Task brief: Quote the listing below in its entirety, omitting every image.

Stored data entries
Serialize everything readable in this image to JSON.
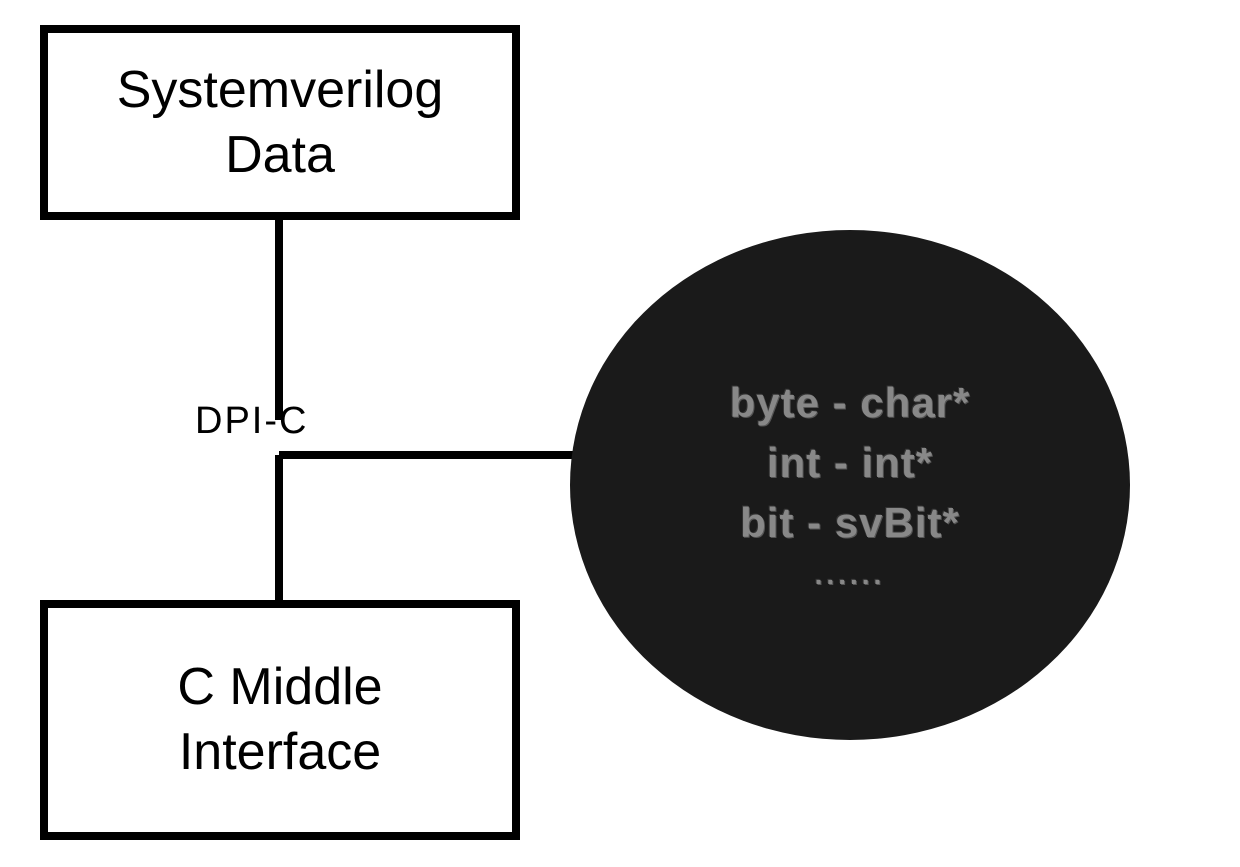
{
  "top_box": {
    "line1": "Systemverilog",
    "line2": "Data"
  },
  "bottom_box": {
    "line1": "C Middle",
    "line2": "Interface"
  },
  "connector_label": "DPI-C",
  "circle": {
    "line1": "byte - char*",
    "line2": "int - int*",
    "line3": "bit - svBit*",
    "line4": "......"
  }
}
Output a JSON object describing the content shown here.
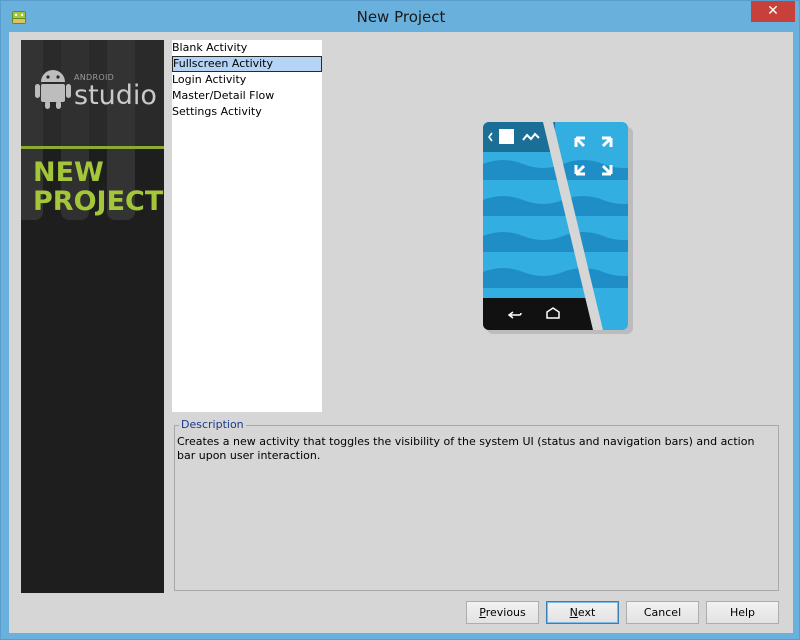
{
  "window": {
    "title": "New Project",
    "close_glyph": "✕",
    "icon": "android-icon"
  },
  "sidebar": {
    "brand_small": "ANDROID",
    "brand_large": "studio",
    "heading_line1": "NEW",
    "heading_line2": "PROJECT",
    "accent_color": "#a4c639"
  },
  "templates": {
    "items": [
      {
        "label": "Blank Activity",
        "selected": false
      },
      {
        "label": "Fullscreen Activity",
        "selected": true
      },
      {
        "label": "Login Activity",
        "selected": false
      },
      {
        "label": "Master/Detail Flow",
        "selected": false
      },
      {
        "label": "Settings Activity",
        "selected": false
      }
    ]
  },
  "preview": {
    "icon": "fullscreen-phone-preview",
    "colors": {
      "sea": "#33aee0",
      "wave": "#1f8ec7",
      "bar": "#111111"
    }
  },
  "description": {
    "legend": "Description",
    "text": "Creates a new activity that toggles the visibility of the system UI (status and navigation bars) and action bar upon user interaction."
  },
  "buttons": {
    "previous": {
      "mnemonic": "P",
      "rest": "revious"
    },
    "next": {
      "mnemonic": "N",
      "rest": "ext"
    },
    "cancel": "Cancel",
    "help": "Help"
  }
}
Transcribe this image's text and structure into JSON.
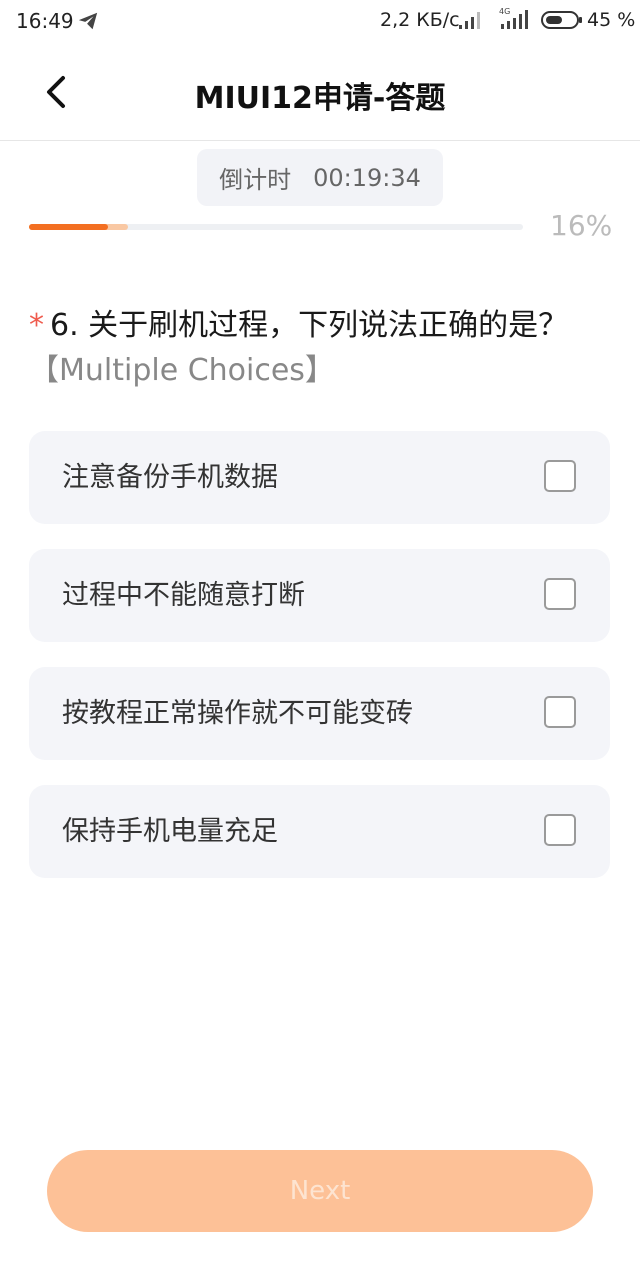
{
  "status_bar": {
    "time": "16:49",
    "network_speed": "2,2 КБ/с",
    "network_type": "4G",
    "battery": "45 %",
    "icons": [
      "telegram-send-icon",
      "signal-icon",
      "signal-4g-icon",
      "battery-icon"
    ]
  },
  "header": {
    "back_icon": "chevron-left-icon",
    "title": "MIUI12申请-答题"
  },
  "timer": {
    "label": "倒计时",
    "value": "00:19:34"
  },
  "progress": {
    "percent_value": 16,
    "label": "16%",
    "accent_color": "#f36f21"
  },
  "question": {
    "required_marker": "*",
    "text": "6. 关于刷机过程，下列说法正确的是？",
    "type": "【Multiple Choices】"
  },
  "options": [
    {
      "label": "注意备份手机数据",
      "checked": false
    },
    {
      "label": "过程中不能随意打断",
      "checked": false
    },
    {
      "label": "按教程正常操作就不可能变砖",
      "checked": false
    },
    {
      "label": "保持手机电量充足",
      "checked": false
    }
  ],
  "next_button": {
    "label": "Next",
    "enabled": false,
    "color": "#fdc197"
  }
}
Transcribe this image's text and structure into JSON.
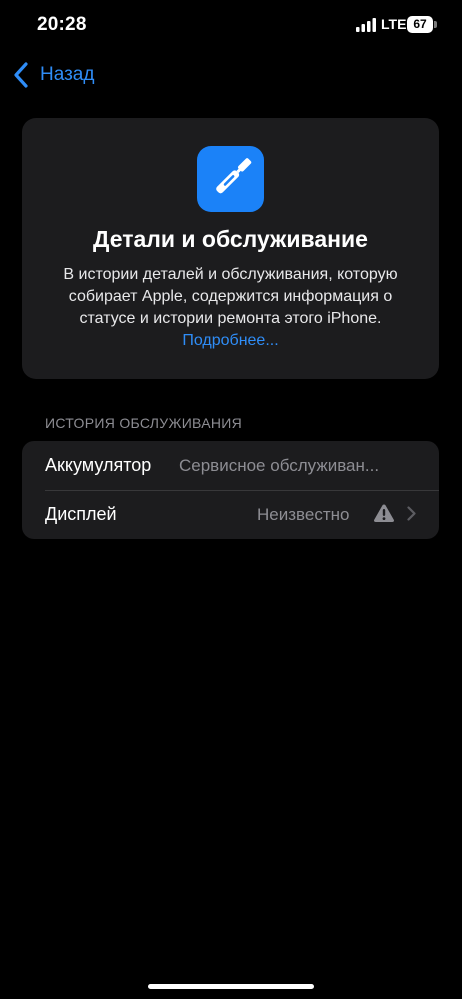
{
  "status_bar": {
    "time": "20:28",
    "network": "LTE",
    "battery": "67"
  },
  "nav": {
    "back_label": "Назад"
  },
  "card": {
    "title": "Детали и обслуживание",
    "description": "В истории деталей и обслуживания, которую собирает Apple, содержится информация о статусе и истории ремонта этого iPhone.",
    "link": "Подробнее..."
  },
  "service_history": {
    "header": "ИСТОРИЯ ОБСЛУЖИВАНИЯ",
    "rows": [
      {
        "label": "Аккумулятор",
        "value": "Сервисное обслуживан..."
      },
      {
        "label": "Дисплей",
        "value": "Неизвестно",
        "icons": [
          "warning-icon",
          "chevron-right-icon"
        ]
      }
    ]
  },
  "colors": {
    "accent": "#2f8df7",
    "card_background": "#1c1c1e",
    "secondary_text": "#8d8d93",
    "app_icon": "#1b82f8"
  }
}
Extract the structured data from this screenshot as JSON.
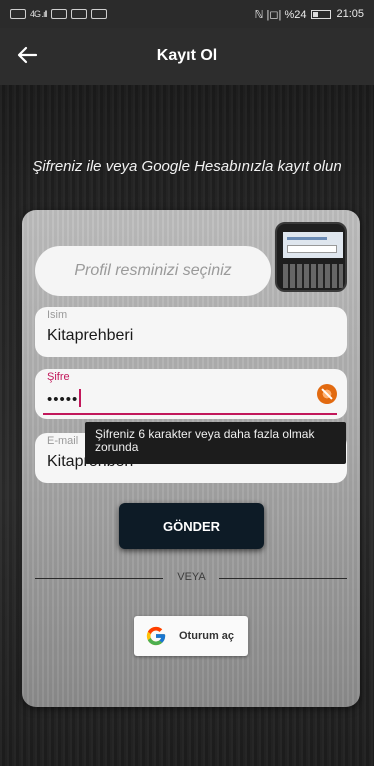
{
  "status_bar": {
    "signal": "4G .ıll",
    "right_info": "ℕ |◻| %24",
    "time": "21:05"
  },
  "app_bar": {
    "back_icon": "arrow-left-icon",
    "title": "Kayıt Ol"
  },
  "tagline": "Şifreniz ile veya Google Hesabınızla kayıt olun",
  "form": {
    "profile_button_label": "Profil resminizi seçiniz",
    "name_field": {
      "label": "Isim",
      "value": "Kitaprehberi"
    },
    "password_field": {
      "label": "Şifre",
      "value": "•••••",
      "error_icon": "error-icon"
    },
    "email_field": {
      "label": "E-mail",
      "value": "Kitaprehberi"
    },
    "password_error_tooltip": "Şifreniz 6 karakter veya daha fazla olmak zorunda",
    "submit_label": "GÖNDER",
    "divider_text": "VEYA",
    "google_button_label": "Oturum aç"
  },
  "colors": {
    "accent_error": "#c2185b",
    "submit_bg": "#0d1b26",
    "app_bar": "#2d2d2d"
  }
}
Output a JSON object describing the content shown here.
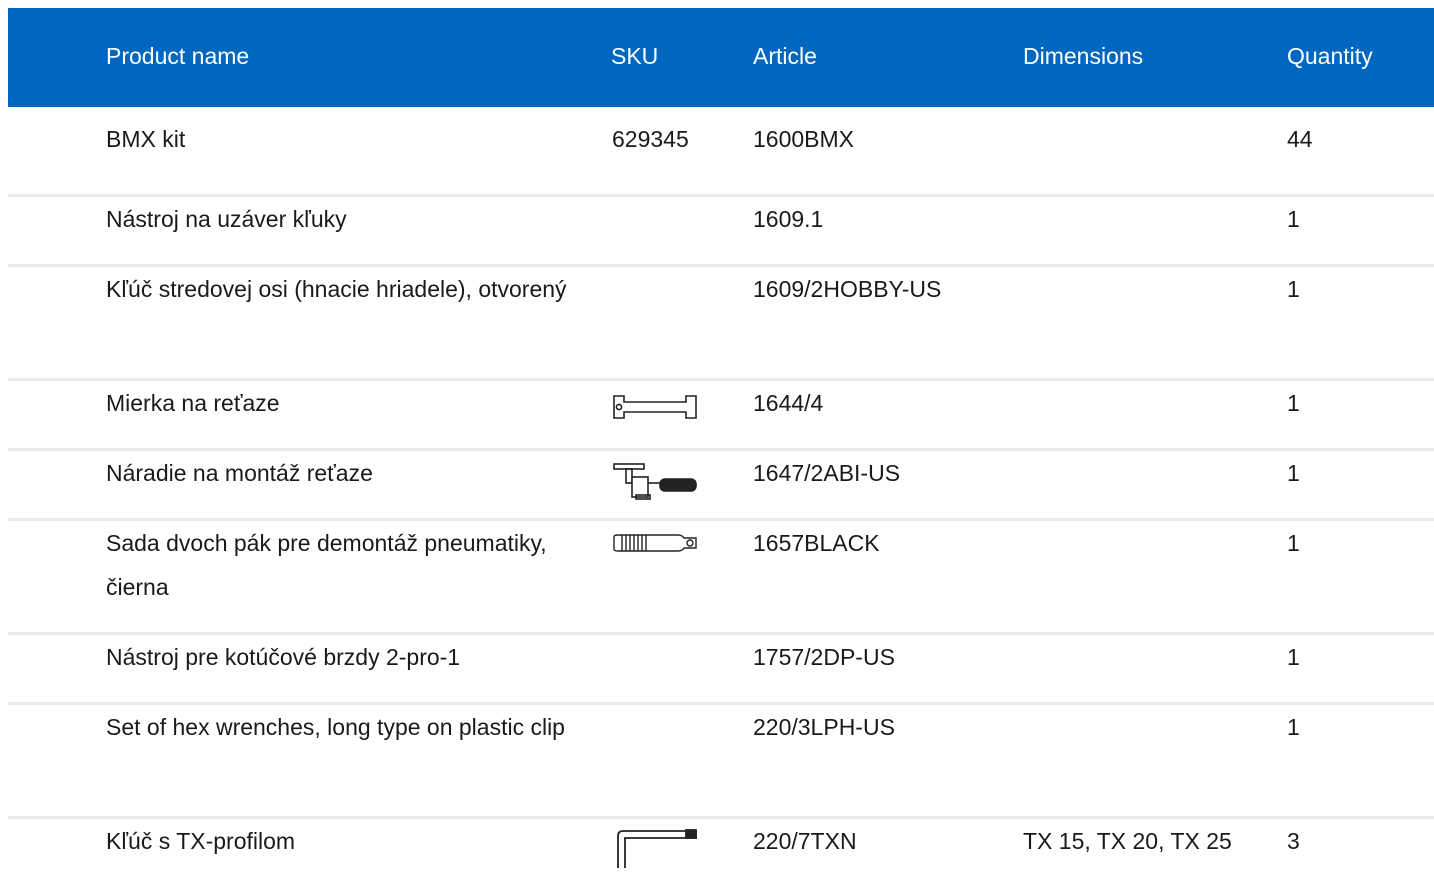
{
  "header": {
    "product_name": "Product name",
    "sku": "SKU",
    "article": "Article",
    "dimensions": "Dimensions",
    "quantity": "Quantity"
  },
  "rows": [
    {
      "name": "BMX kit",
      "sku": "629345",
      "article": "1600BMX",
      "dimensions": "",
      "quantity": "44",
      "icon": ""
    },
    {
      "name": "Nástroj na uzáver kľuky",
      "sku": "",
      "article": "1609.1",
      "dimensions": "",
      "quantity": "1",
      "icon": ""
    },
    {
      "name": "Kľúč stredovej osi (hnacie hriadele), otvorený",
      "sku": "",
      "article": "1609/2HOBBY-US",
      "dimensions": "",
      "quantity": "1",
      "icon": ""
    },
    {
      "name": "Mierka na reťaze",
      "sku": "",
      "article": "1644/4",
      "dimensions": "",
      "quantity": "1",
      "icon": "chain-gauge-icon"
    },
    {
      "name": "Náradie na montáž reťaze",
      "sku": "",
      "article": "1647/2ABI-US",
      "dimensions": "",
      "quantity": "1",
      "icon": "chain-tool-icon"
    },
    {
      "name": "Sada dvoch pák pre demontáž pneumatiky, čierna",
      "sku": "",
      "article": "1657BLACK",
      "dimensions": "",
      "quantity": "1",
      "icon": "tire-lever-icon"
    },
    {
      "name": "Nástroj pre kotúčové brzdy 2-pro-1",
      "sku": "",
      "article": "1757/2DP-US",
      "dimensions": "",
      "quantity": "1",
      "icon": ""
    },
    {
      "name": "Set of hex wrenches, long type on plastic clip",
      "sku": "",
      "article": "220/3LPH-US",
      "dimensions": "",
      "quantity": "1",
      "icon": ""
    },
    {
      "name": "Kľúč s TX-profilom",
      "sku": "",
      "article": "220/7TXN",
      "dimensions": "TX 15, TX 20, TX 25",
      "quantity": "3",
      "icon": "torx-key-icon"
    }
  ],
  "colors": {
    "header_bg": "#0067c0",
    "header_text": "#ffffff",
    "row_divider": "#ebebeb"
  }
}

Full output:
Serialize everything readable in this image to JSON.
{
  "top_box": {
    "line1": "Systemverilog",
    "line2": "Data"
  },
  "bottom_box": {
    "line1": "C Middle",
    "line2": "Interface"
  },
  "connector_label": "DPI-C",
  "circle": {
    "line1": "byte - char*",
    "line2": "int - int*",
    "line3": "bit - svBit*",
    "line4": "......"
  }
}
Output a JSON object describing the content shown here.
{
  "window": {
    "title": "New Project",
    "close_glyph": "✕",
    "icon": "android-icon"
  },
  "sidebar": {
    "brand_small": "ANDROID",
    "brand_large": "studio",
    "heading_line1": "NEW",
    "heading_line2": "PROJECT",
    "accent_color": "#a4c639"
  },
  "templates": {
    "items": [
      {
        "label": "Blank Activity",
        "selected": false
      },
      {
        "label": "Fullscreen Activity",
        "selected": true
      },
      {
        "label": "Login Activity",
        "selected": false
      },
      {
        "label": "Master/Detail Flow",
        "selected": false
      },
      {
        "label": "Settings Activity",
        "selected": false
      }
    ]
  },
  "preview": {
    "icon": "fullscreen-phone-preview",
    "colors": {
      "sea": "#33aee0",
      "wave": "#1f8ec7",
      "bar": "#111111"
    }
  },
  "description": {
    "legend": "Description",
    "text": "Creates a new activity that toggles the visibility of the system UI (status and navigation bars) and action bar upon user interaction."
  },
  "buttons": {
    "previous": {
      "mnemonic": "P",
      "rest": "revious"
    },
    "next": {
      "mnemonic": "N",
      "rest": "ext"
    },
    "cancel": "Cancel",
    "help": "Help"
  }
}
Transcribe this image's text and structure into JSON.
{
  "status_bar": {
    "time": "16:49",
    "network_speed": "2,2 КБ/с",
    "network_type": "4G",
    "battery": "45 %",
    "icons": [
      "telegram-send-icon",
      "signal-icon",
      "signal-4g-icon",
      "battery-icon"
    ]
  },
  "header": {
    "back_icon": "chevron-left-icon",
    "title": "MIUI12申请-答题"
  },
  "timer": {
    "label": "倒计时",
    "value": "00:19:34"
  },
  "progress": {
    "percent_value": 16,
    "label": "16%",
    "accent_color": "#f36f21"
  },
  "question": {
    "required_marker": "*",
    "text": "6. 关于刷机过程，下列说法正确的是？",
    "type": "【Multiple Choices】"
  },
  "options": [
    {
      "label": "注意备份手机数据",
      "checked": false
    },
    {
      "label": "过程中不能随意打断",
      "checked": false
    },
    {
      "label": "按教程正常操作就不可能变砖",
      "checked": false
    },
    {
      "label": "保持手机电量充足",
      "checked": false
    }
  ],
  "next_button": {
    "label": "Next",
    "enabled": false,
    "color": "#fdc197"
  }
}
Transcribe this image's text and structure into JSON.
{
  "status_bar": {
    "time": "20:28",
    "network": "LTE",
    "battery": "67"
  },
  "nav": {
    "back_label": "Назад"
  },
  "card": {
    "title": "Детали и обслуживание",
    "description": "В истории деталей и обслуживания, которую собирает Apple, содержится информация о статусе и истории ремонта этого iPhone.",
    "link": "Подробнее..."
  },
  "service_history": {
    "header": "ИСТОРИЯ ОБСЛУЖИВАНИЯ",
    "rows": [
      {
        "label": "Аккумулятор",
        "value": "Сервисное обслуживан..."
      },
      {
        "label": "Дисплей",
        "value": "Неизвестно",
        "icons": [
          "warning-icon",
          "chevron-right-icon"
        ]
      }
    ]
  },
  "colors": {
    "accent": "#2f8df7",
    "card_background": "#1c1c1e",
    "secondary_text": "#8d8d93",
    "app_icon": "#1b82f8"
  }
}
Extract the structured data from this screenshot as JSON.
{
  "status_bar": {
    "signal": "4G .ıll",
    "right_info": "ℕ |◻| %24",
    "time": "21:05"
  },
  "app_bar": {
    "back_icon": "arrow-left-icon",
    "title": "Kayıt Ol"
  },
  "tagline": "Şifreniz ile veya Google Hesabınızla kayıt olun",
  "form": {
    "profile_button_label": "Profil resminizi seçiniz",
    "name_field": {
      "label": "Isim",
      "value": "Kitaprehberi"
    },
    "password_field": {
      "label": "Şifre",
      "value": "•••••",
      "error_icon": "error-icon"
    },
    "email_field": {
      "label": "E-mail",
      "value": "Kitaprehberi"
    },
    "password_error_tooltip": "Şifreniz 6 karakter veya daha fazla olmak zorunda",
    "submit_label": "GÖNDER",
    "divider_text": "VEYA",
    "google_button_label": "Oturum aç"
  },
  "colors": {
    "accent_error": "#c2185b",
    "submit_bg": "#0d1b26",
    "app_bar": "#2d2d2d"
  }
}
Output a JSON object describing the content shown here.
{
  "header": {
    "product_name": "Product name",
    "sku": "SKU",
    "article": "Article",
    "dimensions": "Dimensions",
    "quantity": "Quantity"
  },
  "rows": [
    {
      "name": "BMX kit",
      "sku": "629345",
      "article": "1600BMX",
      "dimensions": "",
      "quantity": "44",
      "icon": ""
    },
    {
      "name": "Nástroj na uzáver kľuky",
      "sku": "",
      "article": "1609.1",
      "dimensions": "",
      "quantity": "1",
      "icon": ""
    },
    {
      "name": "Kľúč stredovej osi (hnacie hriadele), otvorený",
      "sku": "",
      "article": "1609/2HOBBY-US",
      "dimensions": "",
      "quantity": "1",
      "icon": ""
    },
    {
      "name": "Mierka na reťaze",
      "sku": "",
      "article": "1644/4",
      "dimensions": "",
      "quantity": "1",
      "icon": "chain-gauge-icon"
    },
    {
      "name": "Náradie na montáž reťaze",
      "sku": "",
      "article": "1647/2ABI-US",
      "dimensions": "",
      "quantity": "1",
      "icon": "chain-tool-icon"
    },
    {
      "name": "Sada dvoch pák pre demontáž pneumatiky, čierna",
      "sku": "",
      "article": "1657BLACK",
      "dimensions": "",
      "quantity": "1",
      "icon": "tire-lever-icon"
    },
    {
      "name": "Nástroj pre kotúčové brzdy 2-pro-1",
      "sku": "",
      "article": "1757/2DP-US",
      "dimensions": "",
      "quantity": "1",
      "icon": ""
    },
    {
      "name": "Set of hex wrenches, long type on plastic clip",
      "sku": "",
      "article": "220/3LPH-US",
      "dimensions": "",
      "quantity": "1",
      "icon": ""
    },
    {
      "name": "Kľúč s TX-profilom",
      "sku": "",
      "article": "220/7TXN",
      "dimensions": "TX 15, TX 20, TX 25",
      "quantity": "3",
      "icon": "torx-key-icon"
    }
  ],
  "colors": {
    "header_bg": "#0067c0",
    "header_text": "#ffffff",
    "row_divider": "#ebebeb"
  }
}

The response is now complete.